> WHAT YOU NEED TO DO: Return the lines where the word "title" occurs.

> DATASET RECORDS:

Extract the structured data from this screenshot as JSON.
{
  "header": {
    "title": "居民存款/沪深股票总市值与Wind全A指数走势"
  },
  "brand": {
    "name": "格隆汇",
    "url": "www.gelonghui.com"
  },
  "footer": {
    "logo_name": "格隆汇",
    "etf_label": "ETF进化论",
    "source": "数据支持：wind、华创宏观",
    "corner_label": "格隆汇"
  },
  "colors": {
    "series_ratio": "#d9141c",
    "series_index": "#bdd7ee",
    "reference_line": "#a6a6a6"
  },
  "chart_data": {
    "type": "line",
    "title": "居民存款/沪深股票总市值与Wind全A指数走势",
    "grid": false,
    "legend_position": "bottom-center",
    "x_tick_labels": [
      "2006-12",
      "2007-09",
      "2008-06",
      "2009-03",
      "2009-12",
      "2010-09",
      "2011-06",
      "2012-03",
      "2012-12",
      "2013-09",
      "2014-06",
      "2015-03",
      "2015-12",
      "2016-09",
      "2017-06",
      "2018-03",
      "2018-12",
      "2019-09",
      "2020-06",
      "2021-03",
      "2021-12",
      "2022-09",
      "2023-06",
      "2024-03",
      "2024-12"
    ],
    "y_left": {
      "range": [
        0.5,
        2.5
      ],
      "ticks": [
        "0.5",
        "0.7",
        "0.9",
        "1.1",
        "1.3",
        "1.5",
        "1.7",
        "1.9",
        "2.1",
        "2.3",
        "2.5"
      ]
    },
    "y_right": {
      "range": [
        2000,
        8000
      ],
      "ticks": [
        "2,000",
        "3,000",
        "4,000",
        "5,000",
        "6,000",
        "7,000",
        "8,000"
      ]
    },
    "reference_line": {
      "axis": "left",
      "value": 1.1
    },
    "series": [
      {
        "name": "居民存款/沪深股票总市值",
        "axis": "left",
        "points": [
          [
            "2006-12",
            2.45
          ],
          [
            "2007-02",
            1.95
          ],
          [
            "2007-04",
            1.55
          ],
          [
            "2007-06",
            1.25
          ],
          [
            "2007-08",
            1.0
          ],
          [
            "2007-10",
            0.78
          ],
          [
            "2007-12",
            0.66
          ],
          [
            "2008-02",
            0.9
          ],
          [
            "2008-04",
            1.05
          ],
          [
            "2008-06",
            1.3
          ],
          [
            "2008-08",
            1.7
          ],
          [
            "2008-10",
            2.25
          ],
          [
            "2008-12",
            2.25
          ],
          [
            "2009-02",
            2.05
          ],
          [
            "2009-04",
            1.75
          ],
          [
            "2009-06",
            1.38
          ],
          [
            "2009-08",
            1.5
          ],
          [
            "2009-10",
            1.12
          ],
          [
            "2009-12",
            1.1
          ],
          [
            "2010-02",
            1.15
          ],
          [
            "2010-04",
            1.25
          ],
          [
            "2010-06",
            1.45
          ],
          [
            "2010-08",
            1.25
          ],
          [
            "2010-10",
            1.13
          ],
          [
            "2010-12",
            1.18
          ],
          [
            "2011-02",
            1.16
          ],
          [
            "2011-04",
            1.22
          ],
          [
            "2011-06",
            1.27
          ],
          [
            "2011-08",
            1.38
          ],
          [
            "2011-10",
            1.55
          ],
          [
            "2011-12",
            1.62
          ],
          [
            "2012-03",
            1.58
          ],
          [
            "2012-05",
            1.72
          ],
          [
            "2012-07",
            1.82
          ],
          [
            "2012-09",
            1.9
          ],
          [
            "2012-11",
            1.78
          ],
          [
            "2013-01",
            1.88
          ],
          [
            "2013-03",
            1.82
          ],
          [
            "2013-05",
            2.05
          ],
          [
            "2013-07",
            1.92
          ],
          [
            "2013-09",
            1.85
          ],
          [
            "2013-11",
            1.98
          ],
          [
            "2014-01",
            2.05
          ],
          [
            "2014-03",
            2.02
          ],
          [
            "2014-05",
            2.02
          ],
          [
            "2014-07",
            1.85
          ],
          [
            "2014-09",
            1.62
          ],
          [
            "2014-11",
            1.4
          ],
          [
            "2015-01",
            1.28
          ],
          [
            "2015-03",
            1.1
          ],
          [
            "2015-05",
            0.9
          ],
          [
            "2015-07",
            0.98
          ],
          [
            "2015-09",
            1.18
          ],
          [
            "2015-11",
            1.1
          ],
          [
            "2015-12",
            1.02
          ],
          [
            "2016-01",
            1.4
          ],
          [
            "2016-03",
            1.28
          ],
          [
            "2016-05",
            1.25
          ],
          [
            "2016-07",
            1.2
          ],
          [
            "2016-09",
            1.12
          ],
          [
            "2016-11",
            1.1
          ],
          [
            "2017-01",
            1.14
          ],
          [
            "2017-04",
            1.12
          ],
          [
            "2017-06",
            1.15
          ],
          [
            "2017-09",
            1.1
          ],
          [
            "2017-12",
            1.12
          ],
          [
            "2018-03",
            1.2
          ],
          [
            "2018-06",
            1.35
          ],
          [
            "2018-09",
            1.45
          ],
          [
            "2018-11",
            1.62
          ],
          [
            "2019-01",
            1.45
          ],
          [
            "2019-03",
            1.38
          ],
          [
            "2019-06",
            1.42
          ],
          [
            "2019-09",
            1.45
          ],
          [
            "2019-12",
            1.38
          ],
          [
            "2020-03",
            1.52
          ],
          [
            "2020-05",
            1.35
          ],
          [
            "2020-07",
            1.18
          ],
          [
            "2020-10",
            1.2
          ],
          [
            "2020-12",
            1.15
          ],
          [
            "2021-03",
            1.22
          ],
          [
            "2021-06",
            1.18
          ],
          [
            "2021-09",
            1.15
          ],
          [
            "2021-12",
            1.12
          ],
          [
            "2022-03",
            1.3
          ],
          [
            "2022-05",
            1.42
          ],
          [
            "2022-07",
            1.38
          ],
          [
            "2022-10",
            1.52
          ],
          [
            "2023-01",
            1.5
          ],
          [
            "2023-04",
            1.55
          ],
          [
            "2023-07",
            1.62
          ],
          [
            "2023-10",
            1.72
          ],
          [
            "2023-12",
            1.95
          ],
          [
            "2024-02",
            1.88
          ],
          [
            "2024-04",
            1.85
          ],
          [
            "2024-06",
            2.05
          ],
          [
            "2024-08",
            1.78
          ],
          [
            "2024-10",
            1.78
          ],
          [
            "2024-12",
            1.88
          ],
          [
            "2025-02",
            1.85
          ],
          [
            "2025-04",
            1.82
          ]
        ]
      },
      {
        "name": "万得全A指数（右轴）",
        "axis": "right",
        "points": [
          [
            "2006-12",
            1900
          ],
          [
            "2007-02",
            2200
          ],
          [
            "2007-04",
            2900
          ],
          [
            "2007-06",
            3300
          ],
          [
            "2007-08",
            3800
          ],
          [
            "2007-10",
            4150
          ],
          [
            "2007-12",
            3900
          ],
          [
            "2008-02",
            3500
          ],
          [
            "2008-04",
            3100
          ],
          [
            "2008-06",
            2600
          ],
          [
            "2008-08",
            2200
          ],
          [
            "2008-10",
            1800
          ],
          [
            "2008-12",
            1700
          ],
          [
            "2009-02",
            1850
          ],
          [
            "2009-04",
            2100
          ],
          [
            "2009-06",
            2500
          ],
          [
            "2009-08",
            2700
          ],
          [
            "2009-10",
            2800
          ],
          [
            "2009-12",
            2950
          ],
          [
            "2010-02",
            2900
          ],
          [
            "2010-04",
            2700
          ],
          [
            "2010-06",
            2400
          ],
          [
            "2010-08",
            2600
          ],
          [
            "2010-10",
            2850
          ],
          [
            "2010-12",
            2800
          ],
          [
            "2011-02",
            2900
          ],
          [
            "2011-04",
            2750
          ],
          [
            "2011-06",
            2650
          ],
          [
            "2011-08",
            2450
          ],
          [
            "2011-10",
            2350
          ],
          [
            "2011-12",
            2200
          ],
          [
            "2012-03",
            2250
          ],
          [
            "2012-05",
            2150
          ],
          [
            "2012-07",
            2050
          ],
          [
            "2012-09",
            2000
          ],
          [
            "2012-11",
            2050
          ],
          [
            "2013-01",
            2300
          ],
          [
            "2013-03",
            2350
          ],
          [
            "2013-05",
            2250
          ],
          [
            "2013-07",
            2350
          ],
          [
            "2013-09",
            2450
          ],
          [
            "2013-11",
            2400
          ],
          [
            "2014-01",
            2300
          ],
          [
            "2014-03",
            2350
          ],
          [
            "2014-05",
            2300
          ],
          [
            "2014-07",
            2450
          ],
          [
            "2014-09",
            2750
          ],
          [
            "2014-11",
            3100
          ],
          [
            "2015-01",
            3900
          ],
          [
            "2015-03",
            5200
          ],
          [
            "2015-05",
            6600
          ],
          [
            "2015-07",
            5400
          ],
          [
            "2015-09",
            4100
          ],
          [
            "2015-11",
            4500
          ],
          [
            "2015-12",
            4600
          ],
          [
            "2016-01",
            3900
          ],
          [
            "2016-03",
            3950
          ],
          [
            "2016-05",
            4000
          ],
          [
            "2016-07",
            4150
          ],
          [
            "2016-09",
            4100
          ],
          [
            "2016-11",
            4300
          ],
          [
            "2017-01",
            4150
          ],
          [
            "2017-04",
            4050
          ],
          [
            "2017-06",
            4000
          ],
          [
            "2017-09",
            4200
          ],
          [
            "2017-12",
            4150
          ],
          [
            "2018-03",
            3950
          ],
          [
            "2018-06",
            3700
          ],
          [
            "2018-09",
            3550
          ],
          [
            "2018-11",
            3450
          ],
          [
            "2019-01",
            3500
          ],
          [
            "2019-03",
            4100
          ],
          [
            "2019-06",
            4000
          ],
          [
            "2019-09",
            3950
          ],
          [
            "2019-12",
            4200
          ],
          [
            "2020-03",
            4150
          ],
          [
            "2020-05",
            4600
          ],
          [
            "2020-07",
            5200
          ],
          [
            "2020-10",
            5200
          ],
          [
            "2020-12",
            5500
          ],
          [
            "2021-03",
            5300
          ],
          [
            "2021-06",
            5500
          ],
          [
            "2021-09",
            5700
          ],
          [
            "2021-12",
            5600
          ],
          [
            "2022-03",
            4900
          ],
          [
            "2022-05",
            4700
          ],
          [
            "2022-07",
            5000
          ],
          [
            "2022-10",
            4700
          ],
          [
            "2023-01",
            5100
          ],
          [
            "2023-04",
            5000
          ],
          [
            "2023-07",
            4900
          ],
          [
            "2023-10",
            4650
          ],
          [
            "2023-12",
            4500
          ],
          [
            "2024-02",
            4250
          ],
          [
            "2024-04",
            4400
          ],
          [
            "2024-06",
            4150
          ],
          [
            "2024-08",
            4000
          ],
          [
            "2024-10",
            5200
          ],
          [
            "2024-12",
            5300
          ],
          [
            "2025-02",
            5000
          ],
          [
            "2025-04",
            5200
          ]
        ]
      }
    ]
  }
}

> ANSWER IN FULL:
    "title": "居民存款/沪深股票总市值与Wind全A指数走势"
    "title": "居民存款/沪深股票总市值与Wind全A指数走势",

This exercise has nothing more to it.